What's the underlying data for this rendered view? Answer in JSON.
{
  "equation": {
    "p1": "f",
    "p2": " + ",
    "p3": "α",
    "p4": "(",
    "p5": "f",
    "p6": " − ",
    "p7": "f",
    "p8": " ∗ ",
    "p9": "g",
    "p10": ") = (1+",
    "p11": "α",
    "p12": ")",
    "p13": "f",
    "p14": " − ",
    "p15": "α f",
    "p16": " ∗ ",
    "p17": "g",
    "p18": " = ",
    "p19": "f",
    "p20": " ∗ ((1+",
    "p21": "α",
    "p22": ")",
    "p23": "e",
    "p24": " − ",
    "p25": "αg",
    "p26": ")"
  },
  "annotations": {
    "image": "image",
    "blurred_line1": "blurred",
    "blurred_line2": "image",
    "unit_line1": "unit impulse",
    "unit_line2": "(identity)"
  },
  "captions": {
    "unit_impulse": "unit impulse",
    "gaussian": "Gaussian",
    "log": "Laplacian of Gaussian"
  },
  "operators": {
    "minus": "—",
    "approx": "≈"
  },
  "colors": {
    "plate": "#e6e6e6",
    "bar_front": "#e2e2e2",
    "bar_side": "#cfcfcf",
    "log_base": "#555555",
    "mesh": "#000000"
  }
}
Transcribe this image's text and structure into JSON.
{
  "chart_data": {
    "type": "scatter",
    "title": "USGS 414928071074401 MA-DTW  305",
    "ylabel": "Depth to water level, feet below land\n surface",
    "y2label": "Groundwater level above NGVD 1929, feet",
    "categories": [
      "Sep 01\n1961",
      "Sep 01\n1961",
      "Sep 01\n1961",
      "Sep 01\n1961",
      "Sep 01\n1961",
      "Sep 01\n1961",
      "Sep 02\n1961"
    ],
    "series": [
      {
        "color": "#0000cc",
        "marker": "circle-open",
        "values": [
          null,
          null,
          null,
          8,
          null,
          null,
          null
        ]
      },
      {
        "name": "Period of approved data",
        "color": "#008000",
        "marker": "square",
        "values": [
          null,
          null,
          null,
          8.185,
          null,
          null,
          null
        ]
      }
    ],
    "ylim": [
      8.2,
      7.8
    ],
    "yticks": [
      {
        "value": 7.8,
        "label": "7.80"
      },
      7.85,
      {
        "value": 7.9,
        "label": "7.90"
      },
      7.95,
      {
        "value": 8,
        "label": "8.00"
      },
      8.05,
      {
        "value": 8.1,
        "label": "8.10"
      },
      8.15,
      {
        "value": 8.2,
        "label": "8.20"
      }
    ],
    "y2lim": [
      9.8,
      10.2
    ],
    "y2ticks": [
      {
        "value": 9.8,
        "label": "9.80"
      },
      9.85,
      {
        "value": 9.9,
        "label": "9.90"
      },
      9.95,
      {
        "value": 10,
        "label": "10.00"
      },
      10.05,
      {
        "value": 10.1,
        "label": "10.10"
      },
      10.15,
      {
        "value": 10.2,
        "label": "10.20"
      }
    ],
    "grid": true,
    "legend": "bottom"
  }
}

----

State how many lines of the data include the word "JSON", with nothing else.

## Full response
2